[Stored entries]
-------

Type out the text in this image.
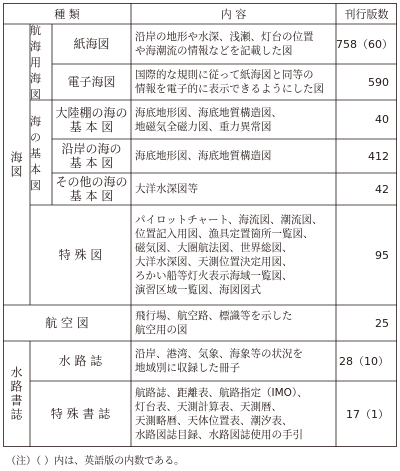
種 類	内 容	刊行版数
海図
航海用海図
海の基本図
水路書誌
紙海図
電子海図
大陸棚の海の
基 本 図
沿岸の海の
基 本 図
その他の海の
基 本 図
特 殊 図
航 空 図
水 路 誌
特 殊 書 誌
沿岸の地形や水深、浅瀬、灯台の位置
や海潮流の情報などを記載した図
国際的な規則に従って紙海図と同等の
情報を電子的に表示できるようにした図
海底地形図、海底地質構造図、
地磁気全磁力図、重力異常図
海底地形図、海底地質構造図
大洋水深図等
パイロットチャート、海流図、潮流図、
位置記入用図、漁具定置箇所一覧図、
磁気図、大圏航法図、世界総図、
大洋水深図、天測位置決定用図、
ろかい船等灯火表示海域一覧図、
演習区域一覧図、海図図式
飛行場、航空路、標識等を示した
航空用の図
沿岸、港湾、気象、海象等の状況を
地域別に収録した冊子
航路誌、距離表、航路指定（IMO）、
灯台表、天測計算表、天測暦、
天測略暦、天体位置表、潮汐表、
水路図誌目録、水路図誌使用の手引
758（60）
590
40
412
42
95
25
28（10）
17（1）
（注）（ ）内は、英語版の内数である。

-------

Print out the whole of the material word for word, without pictures.

Type out the text in this image.
種 類	内 容	刊行版数
海図
航海用海図
海の基本図
水路書誌
紙海図
電子海図
大陸棚の海の
基 本 図
沿岸の海の
基 本 図
その他の海の
基 本 図
特 殊 図
航 空 図
水 路 誌
特 殊 書 誌
沿岸の地形や水深、浅瀬、灯台の位置
や海潮流の情報などを記載した図
国際的な規則に従って紙海図と同等の
情報を電子的に表示できるようにした図
海底地形図、海底地質構造図、
地磁気全磁力図、重力異常図
海底地形図、海底地質構造図
大洋水深図等
パイロットチャート、海流図、潮流図、
位置記入用図、漁具定置箇所一覧図、
磁気図、大圏航法図、世界総図、
大洋水深図、天測位置決定用図、
ろかい船等灯火表示海域一覧図、
演習区域一覧図、海図図式
飛行場、航空路、標識等を示した
航空用の図
沿岸、港湾、気象、海象等の状況を
地域別に収録した冊子
航路誌、距離表、航路指定（IMO）、
灯台表、天測計算表、天測暦、
天測略暦、天体位置表、潮汐表、
水路図誌目録、水路図誌使用の手引
758（60）
590
40
412
42
95
25
28（10）
17（1）
（注）（ ）内は、英語版の内数である。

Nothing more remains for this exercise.